▶ Instruction: Each record below is to be reproduced without any change.
** Start Listing **
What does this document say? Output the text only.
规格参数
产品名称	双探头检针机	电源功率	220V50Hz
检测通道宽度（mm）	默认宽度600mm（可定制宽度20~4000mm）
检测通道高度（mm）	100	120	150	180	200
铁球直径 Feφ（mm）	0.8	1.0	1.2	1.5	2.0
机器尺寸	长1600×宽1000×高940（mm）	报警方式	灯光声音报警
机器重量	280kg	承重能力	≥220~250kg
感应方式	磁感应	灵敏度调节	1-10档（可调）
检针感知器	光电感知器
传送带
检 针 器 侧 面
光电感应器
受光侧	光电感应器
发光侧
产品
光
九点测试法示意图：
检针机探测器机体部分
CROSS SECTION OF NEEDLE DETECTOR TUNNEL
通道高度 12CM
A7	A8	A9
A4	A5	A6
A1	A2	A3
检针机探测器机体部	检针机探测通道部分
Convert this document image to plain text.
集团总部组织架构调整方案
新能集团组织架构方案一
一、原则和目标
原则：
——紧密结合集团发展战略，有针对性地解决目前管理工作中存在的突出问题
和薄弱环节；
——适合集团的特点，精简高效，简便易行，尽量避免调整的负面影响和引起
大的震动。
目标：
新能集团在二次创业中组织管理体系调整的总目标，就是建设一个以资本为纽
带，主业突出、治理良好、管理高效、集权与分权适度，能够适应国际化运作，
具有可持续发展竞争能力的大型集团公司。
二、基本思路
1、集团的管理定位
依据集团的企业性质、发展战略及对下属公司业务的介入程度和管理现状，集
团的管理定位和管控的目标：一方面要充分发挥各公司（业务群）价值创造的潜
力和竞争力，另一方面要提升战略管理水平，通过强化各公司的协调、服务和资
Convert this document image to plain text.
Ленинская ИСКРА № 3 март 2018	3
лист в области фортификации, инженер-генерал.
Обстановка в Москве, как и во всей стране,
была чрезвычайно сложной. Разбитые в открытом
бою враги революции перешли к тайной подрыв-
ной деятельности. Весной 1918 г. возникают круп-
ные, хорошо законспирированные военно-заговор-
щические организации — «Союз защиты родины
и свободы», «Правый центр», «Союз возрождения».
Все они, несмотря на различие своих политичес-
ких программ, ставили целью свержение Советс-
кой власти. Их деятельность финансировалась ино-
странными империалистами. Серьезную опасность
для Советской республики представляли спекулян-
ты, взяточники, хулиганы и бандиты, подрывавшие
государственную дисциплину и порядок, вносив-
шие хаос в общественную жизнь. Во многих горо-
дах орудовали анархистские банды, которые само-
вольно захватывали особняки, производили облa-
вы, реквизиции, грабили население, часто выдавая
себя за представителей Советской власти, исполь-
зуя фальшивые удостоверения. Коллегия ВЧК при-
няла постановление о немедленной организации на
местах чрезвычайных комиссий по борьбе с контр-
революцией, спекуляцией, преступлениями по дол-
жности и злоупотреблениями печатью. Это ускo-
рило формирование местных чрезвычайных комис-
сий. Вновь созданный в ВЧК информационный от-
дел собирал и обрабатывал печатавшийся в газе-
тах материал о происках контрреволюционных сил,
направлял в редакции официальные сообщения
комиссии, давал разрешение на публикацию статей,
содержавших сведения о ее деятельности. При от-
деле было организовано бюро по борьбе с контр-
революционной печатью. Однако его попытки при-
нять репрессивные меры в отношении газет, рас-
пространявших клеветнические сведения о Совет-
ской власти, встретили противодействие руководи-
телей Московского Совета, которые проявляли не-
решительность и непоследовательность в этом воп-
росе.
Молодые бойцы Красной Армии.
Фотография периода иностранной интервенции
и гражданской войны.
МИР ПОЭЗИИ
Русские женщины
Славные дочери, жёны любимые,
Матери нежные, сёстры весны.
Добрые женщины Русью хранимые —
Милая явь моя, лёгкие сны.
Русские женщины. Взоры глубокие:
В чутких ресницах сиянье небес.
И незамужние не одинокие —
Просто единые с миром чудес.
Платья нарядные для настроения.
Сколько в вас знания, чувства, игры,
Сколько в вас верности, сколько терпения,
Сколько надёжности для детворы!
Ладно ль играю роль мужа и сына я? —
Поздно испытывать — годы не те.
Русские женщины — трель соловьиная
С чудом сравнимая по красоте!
** End Listing **
▶ Task result:
What does this document say? Output the text only.
规格参数
产品名称	双探头检针机	电源功率	220V50Hz
检测通道宽度（mm）	默认宽度600mm（可定制宽度20~4000mm）
检测通道高度（mm）	100	120	150	180	200
铁球直径 Feφ（mm）	0.8	1.0	1.2	1.5	2.0
机器尺寸	长1600×宽1000×高940（mm）	报警方式	灯光声音报警
机器重量	280kg	承重能力	≥220~250kg
感应方式	磁感应	灵敏度调节	1-10档（可调）
检针感知器	光电感知器
传送带
检 针 器 侧 面
光电感应器
受光侧	光电感应器
发光侧
产品
光
九点测试法示意图：
检针机探测器机体部分
CROSS SECTION OF NEEDLE DETECTOR TUNNEL
通道高度 12CM
A7	A8	A9
A4	A5	A6
A1	A2	A3
检针机探测器机体部	检针机探测通道部分
Convert this document image to plain text.
集团总部组织架构调整方案
新能集团组织架构方案一
一、原则和目标
原则：
——紧密结合集团发展战略，有针对性地解决目前管理工作中存在的突出问题
和薄弱环节；
——适合集团的特点，精简高效，简便易行，尽量避免调整的负面影响和引起
大的震动。
目标：
新能集团在二次创业中组织管理体系调整的总目标，就是建设一个以资本为纽
带，主业突出、治理良好、管理高效、集权与分权适度，能够适应国际化运作，
具有可持续发展竞争能力的大型集团公司。
二、基本思路
1、集团的管理定位
依据集团的企业性质、发展战略及对下属公司业务的介入程度和管理现状，集
团的管理定位和管控的目标：一方面要充分发挥各公司（业务群）价值创造的潜
力和竞争力，另一方面要提升战略管理水平，通过强化各公司的协调、服务和资
Convert this document image to plain text.
Ленинская ИСКРА № 3 март 2018	3
лист в области фортификации, инженер-генерал.
Обстановка в Москве, как и во всей стране,
была чрезвычайно сложной. Разбитые в открытом
бою враги революции перешли к тайной подрыв-
ной деятельности. Весной 1918 г. возникают круп-
ные, хорошо законспирированные военно-заговор-
щические организации — «Союз защиты родины
и свободы», «Правый центр», «Союз возрождения».
Все они, несмотря на различие своих политичес-
ких программ, ставили целью свержение Советс-
кой власти. Их деятельность финансировалась ино-
странными империалистами. Серьезную опасность
для Советской республики представляли спекулян-
ты, взяточники, хулиганы и бандиты, подрывавшие
государственную дисциплину и порядок, вносив-
шие хаос в общественную жизнь. Во многих горо-
дах орудовали анархистские банды, которые само-
вольно захватывали особняки, производили облa-
вы, реквизиции, грабили население, часто выдавая
себя за представителей Советской власти, исполь-
зуя фальшивые удостоверения. Коллегия ВЧК при-
няла постановление о немедленной организации на
местах чрезвычайных комиссий по борьбе с контр-
революцией, спекуляцией, преступлениями по дол-
жности и злоупотреблениями печатью. Это ускo-
рило формирование местных чрезвычайных комис-
сий. Вновь созданный в ВЧК информационный от-
дел собирал и обрабатывал печатавшийся в газе-
тах материал о происках контрреволюционных сил,
направлял в редакции официальные сообщения
комиссии, давал разрешение на публикацию статей,
содержавших сведения о ее деятельности. При от-
деле было организовано бюро по борьбе с контр-
революционной печатью. Однако его попытки при-
нять репрессивные меры в отношении газет, рас-
пространявших клеветнические сведения о Совет-
ской власти, встретили противодействие руководи-
телей Московского Совета, которые проявляли не-
решительность и непоследовательность в этом воп-
росе.
Молодые бойцы Красной Армии.
Фотография периода иностранной интервенции
и гражданской войны.
МИР ПОЭЗИИ
Русские женщины
Славные дочери, жёны любимые,
Матери нежные, сёстры весны.
Добрые женщины Русью хранимые —
Милая явь моя, лёгкие сны.
Русские женщины. Взоры глубокие:
В чутких ресницах сиянье небес.
И незамужние не одинокие —
Просто единые с миром чудес.
Платья нарядные для настроения.
Сколько в вас знания, чувства, игры,
Сколько в вас верности, сколько терпения,
Сколько надёжности для детворы!
Ладно ль играю роль мужа и сына я? —
Поздно испытывать — годы не те.
Русские женщины — трель соловьиная
С чудом сравнимая по красоте!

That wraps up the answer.